___ Listed records

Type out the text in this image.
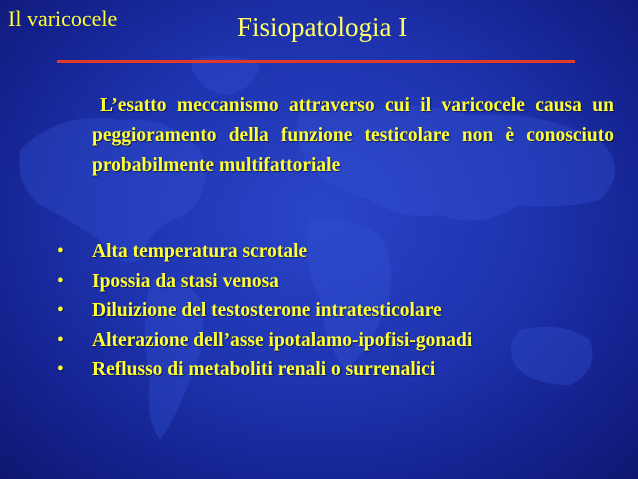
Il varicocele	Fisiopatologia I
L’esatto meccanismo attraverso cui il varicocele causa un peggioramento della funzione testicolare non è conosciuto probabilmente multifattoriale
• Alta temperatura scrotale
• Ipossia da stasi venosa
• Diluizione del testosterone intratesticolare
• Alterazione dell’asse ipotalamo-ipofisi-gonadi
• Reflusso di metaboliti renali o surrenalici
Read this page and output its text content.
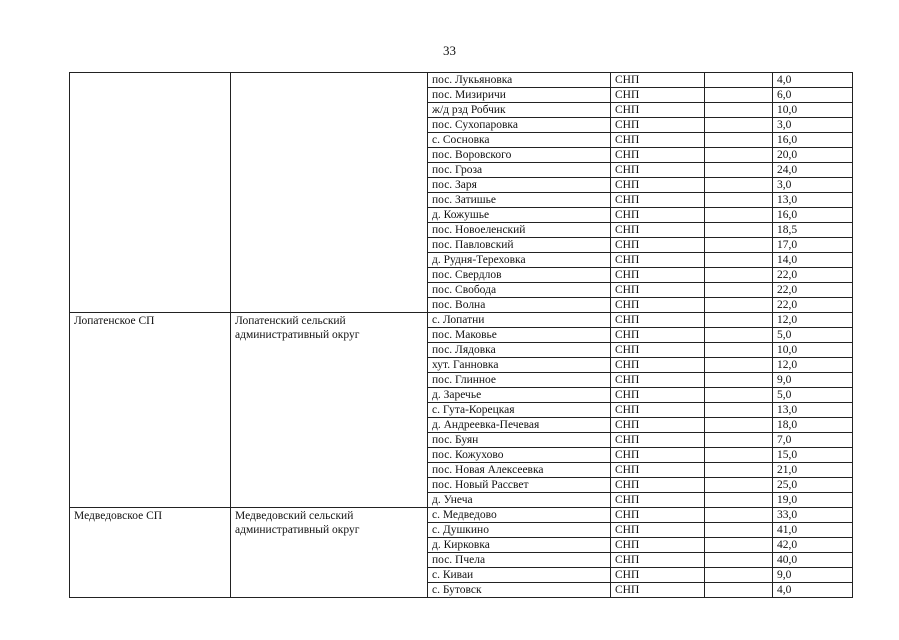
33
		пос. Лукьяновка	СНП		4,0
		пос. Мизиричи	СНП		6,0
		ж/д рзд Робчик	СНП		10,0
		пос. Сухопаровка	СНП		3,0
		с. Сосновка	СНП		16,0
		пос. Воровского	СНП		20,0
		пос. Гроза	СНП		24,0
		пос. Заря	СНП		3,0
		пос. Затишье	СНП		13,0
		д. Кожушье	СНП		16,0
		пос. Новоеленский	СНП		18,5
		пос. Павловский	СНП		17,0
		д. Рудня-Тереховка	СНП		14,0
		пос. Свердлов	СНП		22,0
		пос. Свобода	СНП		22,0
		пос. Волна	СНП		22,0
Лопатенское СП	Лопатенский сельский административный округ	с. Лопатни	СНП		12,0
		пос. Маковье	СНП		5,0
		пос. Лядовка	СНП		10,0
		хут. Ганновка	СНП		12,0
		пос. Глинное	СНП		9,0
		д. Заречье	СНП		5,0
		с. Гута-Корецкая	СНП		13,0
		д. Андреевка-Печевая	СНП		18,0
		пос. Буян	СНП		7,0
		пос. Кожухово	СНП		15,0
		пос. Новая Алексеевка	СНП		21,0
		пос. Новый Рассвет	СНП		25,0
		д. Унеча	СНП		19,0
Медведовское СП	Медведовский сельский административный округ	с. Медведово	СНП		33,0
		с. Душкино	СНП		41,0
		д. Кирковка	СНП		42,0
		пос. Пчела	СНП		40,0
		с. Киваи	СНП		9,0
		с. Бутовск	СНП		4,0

______

Exercise aim> Write out every entry again word for word, without any of the pictures.

Worked answer>
Type out the text in this image.
Il varicocele	Fisiopatologia I
L’esatto meccanismo attraverso cui il varicocele causa un peggioramento della funzione testicolare non è conosciuto probabilmente multifattoriale
• Alta temperatura scrotale
• Ipossia da stasi venosa
• Diluizione del testosterone intratesticolare
• Alterazione dell’asse ipotalamo-ipofisi-gonadi
• Reflusso di metaboliti renali o surrenalici
Read this page and output its text content.
33
		пос. Лукьяновка	СНП		4,0
		пос. Мизиричи	СНП		6,0
		ж/д рзд Робчик	СНП		10,0
		пос. Сухопаровка	СНП		3,0
		с. Сосновка	СНП		16,0
		пос. Воровского	СНП		20,0
		пос. Гроза	СНП		24,0
		пос. Заря	СНП		3,0
		пос. Затишье	СНП		13,0
		д. Кожушье	СНП		16,0
		пос. Новоеленский	СНП		18,5
		пос. Павловский	СНП		17,0
		д. Рудня-Тереховка	СНП		14,0
		пос. Свердлов	СНП		22,0
		пос. Свобода	СНП		22,0
		пос. Волна	СНП		22,0
Лопатенское СП	Лопатенский сельский административный округ	с. Лопатни	СНП		12,0
		пос. Маковье	СНП		5,0
		пос. Лядовка	СНП		10,0
		хут. Ганновка	СНП		12,0
		пос. Глинное	СНП		9,0
		д. Заречье	СНП		5,0
		с. Гута-Корецкая	СНП		13,0
		д. Андреевка-Печевая	СНП		18,0
		пос. Буян	СНП		7,0
		пос. Кожухово	СНП		15,0
		пос. Новая Алексеевка	СНП		21,0
		пос. Новый Рассвет	СНП		25,0
		д. Унеча	СНП		19,0
Медведовское СП	Медведовский сельский административный округ	с. Медведово	СНП		33,0
		с. Душкино	СНП		41,0
		д. Кирковка	СНП		42,0
		пос. Пчела	СНП		40,0
		с. Киваи	СНП		9,0
		с. Бутовск	СНП		4,0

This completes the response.